▶ _PASSAGE SHOWN_:
────────────────
Takada: I use Logic Pro for Mac. There’s nothing special we have to do on the Wii since the music is streamed.

Jayson: Regarding the creative process, how familiar are you with the game before you begin work on the music? Are you seeing footage or playing the game before you start writing, or do begin with just a concept in mind?

Takada: It depends on the game, but normally I try to understand the contents of the game first and consider how I can produce it logically in the terms of music. For example, I try to think about a theme song based on the game’s overall theme, then each character’s theme song and each scene. Then, after that I consider the player perspective and how players may feel while playing a scene, and so on. I start writing along those lines finally. Recently, I did produce several songs with only the concept of the game in mind. The reason why I had to do it was because we had to create a movie for promotional purpose, and it didn’t work out well without any music.

Jayson: Composer Norihiko Hibino and his band, The Outer Rim, recently performed a tribute/remix of the No More Heroes theme for the No More Heroes: Dark Side remix album that came out in March. Please describe your relationship with Hibino-san and what it means to the two of you that other artists want to pay tribute to your work on No More Heroes.

Takada: As one of our staff members had known Hibino-san, he performed for our previous Hopper event. He may collaborate with us again. It’s really exciting for me to have my work rearranged by somebody else. Because I am curious about how they translate my song to their style. It’s sort of a give and take, like playing catch with them.
────────────────
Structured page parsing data
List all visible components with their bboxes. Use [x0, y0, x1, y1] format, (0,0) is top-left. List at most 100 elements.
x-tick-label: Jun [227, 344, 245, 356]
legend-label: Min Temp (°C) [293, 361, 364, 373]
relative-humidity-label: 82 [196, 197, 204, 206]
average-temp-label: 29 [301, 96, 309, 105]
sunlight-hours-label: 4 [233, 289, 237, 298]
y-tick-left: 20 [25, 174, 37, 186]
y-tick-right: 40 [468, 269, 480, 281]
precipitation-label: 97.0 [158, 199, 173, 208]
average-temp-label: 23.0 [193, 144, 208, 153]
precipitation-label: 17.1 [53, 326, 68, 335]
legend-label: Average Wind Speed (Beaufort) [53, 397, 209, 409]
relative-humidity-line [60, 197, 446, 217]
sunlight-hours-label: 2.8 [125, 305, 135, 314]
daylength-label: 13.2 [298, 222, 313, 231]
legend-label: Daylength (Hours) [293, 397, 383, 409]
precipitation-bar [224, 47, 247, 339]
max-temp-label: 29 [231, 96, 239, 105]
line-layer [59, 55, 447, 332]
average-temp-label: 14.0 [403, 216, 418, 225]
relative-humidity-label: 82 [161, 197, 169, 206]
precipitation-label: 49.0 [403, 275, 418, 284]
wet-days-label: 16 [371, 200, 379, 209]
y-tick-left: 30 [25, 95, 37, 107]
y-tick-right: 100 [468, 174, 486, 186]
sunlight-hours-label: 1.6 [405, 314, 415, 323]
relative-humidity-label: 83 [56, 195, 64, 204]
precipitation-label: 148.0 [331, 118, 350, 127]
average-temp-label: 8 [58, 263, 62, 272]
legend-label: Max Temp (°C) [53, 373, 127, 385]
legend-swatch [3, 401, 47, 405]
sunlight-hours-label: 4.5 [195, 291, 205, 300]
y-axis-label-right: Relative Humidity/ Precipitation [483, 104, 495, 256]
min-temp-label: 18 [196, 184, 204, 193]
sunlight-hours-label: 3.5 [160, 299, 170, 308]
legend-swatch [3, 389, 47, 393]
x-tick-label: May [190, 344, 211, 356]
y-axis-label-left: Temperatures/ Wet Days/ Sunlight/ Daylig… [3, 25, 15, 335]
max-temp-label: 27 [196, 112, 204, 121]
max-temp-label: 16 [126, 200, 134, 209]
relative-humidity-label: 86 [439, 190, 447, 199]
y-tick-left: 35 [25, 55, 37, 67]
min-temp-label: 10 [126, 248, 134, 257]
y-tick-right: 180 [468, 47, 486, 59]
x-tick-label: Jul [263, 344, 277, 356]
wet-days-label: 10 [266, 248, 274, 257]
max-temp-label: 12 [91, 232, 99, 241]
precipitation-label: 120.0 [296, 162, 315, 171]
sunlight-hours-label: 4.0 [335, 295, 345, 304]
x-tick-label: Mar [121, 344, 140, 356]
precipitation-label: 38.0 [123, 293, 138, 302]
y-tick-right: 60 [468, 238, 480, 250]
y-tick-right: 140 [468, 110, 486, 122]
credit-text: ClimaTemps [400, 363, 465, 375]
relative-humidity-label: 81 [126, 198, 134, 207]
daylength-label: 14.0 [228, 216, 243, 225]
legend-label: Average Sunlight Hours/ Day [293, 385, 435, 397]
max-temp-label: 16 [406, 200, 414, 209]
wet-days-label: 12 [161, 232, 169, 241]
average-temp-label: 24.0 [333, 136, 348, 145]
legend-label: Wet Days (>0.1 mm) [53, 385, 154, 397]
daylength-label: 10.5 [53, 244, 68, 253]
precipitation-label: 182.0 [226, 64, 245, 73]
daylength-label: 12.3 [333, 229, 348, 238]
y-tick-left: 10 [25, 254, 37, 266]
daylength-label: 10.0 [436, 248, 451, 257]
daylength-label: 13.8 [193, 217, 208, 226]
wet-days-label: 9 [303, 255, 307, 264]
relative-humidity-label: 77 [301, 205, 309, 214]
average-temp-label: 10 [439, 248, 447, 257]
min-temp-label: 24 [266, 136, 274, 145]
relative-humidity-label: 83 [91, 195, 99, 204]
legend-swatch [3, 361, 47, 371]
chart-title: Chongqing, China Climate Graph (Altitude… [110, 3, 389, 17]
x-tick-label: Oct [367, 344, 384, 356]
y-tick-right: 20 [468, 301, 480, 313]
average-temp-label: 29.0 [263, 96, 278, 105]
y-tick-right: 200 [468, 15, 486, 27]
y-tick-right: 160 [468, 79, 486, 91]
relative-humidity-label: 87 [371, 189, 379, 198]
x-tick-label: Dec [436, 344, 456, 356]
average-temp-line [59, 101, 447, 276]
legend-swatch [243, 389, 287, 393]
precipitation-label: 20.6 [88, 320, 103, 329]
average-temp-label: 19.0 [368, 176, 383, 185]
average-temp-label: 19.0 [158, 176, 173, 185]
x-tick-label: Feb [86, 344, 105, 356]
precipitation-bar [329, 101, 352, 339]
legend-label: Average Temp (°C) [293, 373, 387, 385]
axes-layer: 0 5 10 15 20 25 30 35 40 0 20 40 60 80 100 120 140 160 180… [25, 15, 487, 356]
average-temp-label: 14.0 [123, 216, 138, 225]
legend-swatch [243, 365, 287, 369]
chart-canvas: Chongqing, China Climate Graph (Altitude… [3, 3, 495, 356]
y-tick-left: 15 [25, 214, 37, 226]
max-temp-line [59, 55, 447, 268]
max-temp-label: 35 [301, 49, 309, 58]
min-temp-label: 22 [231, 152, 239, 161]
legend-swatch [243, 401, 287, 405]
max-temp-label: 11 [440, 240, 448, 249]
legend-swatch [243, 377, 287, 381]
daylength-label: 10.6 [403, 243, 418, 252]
────────────────
▶ _REQUIRED WORK_:
• a. In the game-music interview, list in order what Takada says he thinks about after understanding the game's contents and before he starts writing.
• b. Write the next part of the game-music interview, following Takada's answer about having his work rearranged by others.

▶ _WRITTEN RESPONSES_:
• a.
1. A theme song based on the game's overall theme
2. Each character's theme song
3. Each scene
4. The player perspective and how players may feel while playing a scene

• b.
Jayson: Takada-san, you recently composed a song for the newly released Beatmania IIDX 14 GOLD soundtrack. Do you have any plans to collaborate with Konami again for another Beatmania title?

Takada: I have no comment regarding another Beatmania title. The latest information is that I participated on a remix album featuring the works of [Beatmania artist Toshiyuki Kakuta] (L.E.D), who is a friend of mine.

L.E.D. First Album「beatnation Records denjin-K」

Jayson: Can you tell us about the GHM record label? Are you both directly involved with its operation?

Takada: Recently, a dedicated staff is in charge of the GHM record label operation. I’m just doing the direction now. We had been very interested in releasing the soundtrack by our own label. After launching “Silver Case,” I had an opportunity to form our independent label called “ghmRecords” as a sound staff member here at Grasshopper. We run this label for fans, not for business basis. When we formed the label at the very beginning, there were not too many publishers showing interest in releasing soundtracks, but now they do, so we create the remix album and try to release something different from everyone else.

Jayson: Share your thoughts on your past work. In retrospect, is there a soundtrack that you are particularly proud of?

Takada: I have a special feeling for every work I have done, and I do like them. However, if I have to pick one, I really like the soundtrack of Killer7 which was my debut overseas.

Jayson: Can Takada-san or Fukuda-san comment on what they are currently working on? What can we hope to hear from the two of you in 2008? Can you tell us anything more about Steel Battalion or the recently released No More Heroes: Dark Side album?

Takada: I am involved in several projects now, but I cannot say anything about that.

About the No More Heroes remix album, “Dark Side,” we have received good feedback so far. When we contacted artists, we told them “please play with the music of NO MORE HEROES.” As a result, we got sounds of jazz, punk, chip-tunes, and so on and could produce a very chaotic album. They told us that they really enjoyed working on the tracks. GHM is proud of going beyond the borders of game music. This is a really great album for everybody not only for people who played No More Heroes. Please check this out!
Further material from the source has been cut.